--- Start ---

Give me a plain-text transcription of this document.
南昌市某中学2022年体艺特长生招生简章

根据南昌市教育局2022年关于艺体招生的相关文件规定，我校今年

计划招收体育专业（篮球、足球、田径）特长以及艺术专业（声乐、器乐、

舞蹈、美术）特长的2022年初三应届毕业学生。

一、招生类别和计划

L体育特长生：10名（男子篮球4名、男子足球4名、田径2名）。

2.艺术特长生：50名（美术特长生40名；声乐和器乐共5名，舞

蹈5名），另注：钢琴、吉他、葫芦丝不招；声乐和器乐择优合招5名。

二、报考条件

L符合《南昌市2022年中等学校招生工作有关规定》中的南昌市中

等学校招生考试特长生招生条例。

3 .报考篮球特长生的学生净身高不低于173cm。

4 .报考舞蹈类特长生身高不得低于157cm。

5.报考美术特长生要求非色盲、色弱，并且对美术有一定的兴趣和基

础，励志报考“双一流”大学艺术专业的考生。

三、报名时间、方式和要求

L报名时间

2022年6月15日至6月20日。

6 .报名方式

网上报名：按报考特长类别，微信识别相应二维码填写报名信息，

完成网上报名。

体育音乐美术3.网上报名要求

--- End ---

Exactly reproduce the material above.

Give me a plain-text transcription of this document.
南昌市某中学2022年体艺特长生招生简章

根据南昌市教育局2022年关于艺体招生的相关文件规定，我校今年

计划招收体育专业（篮球、足球、田径）特长以及艺术专业（声乐、器乐、

舞蹈、美术）特长的2022年初三应届毕业学生。

一、招生类别和计划

L体育特长生：10名（男子篮球4名、男子足球4名、田径2名）。

2.艺术特长生：50名（美术特长生40名；声乐和器乐共5名，舞

蹈5名），另注：钢琴、吉他、葫芦丝不招；声乐和器乐择优合招5名。

二、报考条件

L符合《南昌市2022年中等学校招生工作有关规定》中的南昌市中

等学校招生考试特长生招生条例。

3 .报考篮球特长生的学生净身高不低于173cm。

4 .报考舞蹈类特长生身高不得低于157cm。

5.报考美术特长生要求非色盲、色弱，并且对美术有一定的兴趣和基

础，励志报考“双一流”大学艺术专业的考生。

三、报名时间、方式和要求

L报名时间

2022年6月15日至6月20日。

6 .报名方式

网上报名：按报考特长类别，微信识别相应二维码填写报名信息，

完成网上报名。

体育音乐美术3.网上报名要求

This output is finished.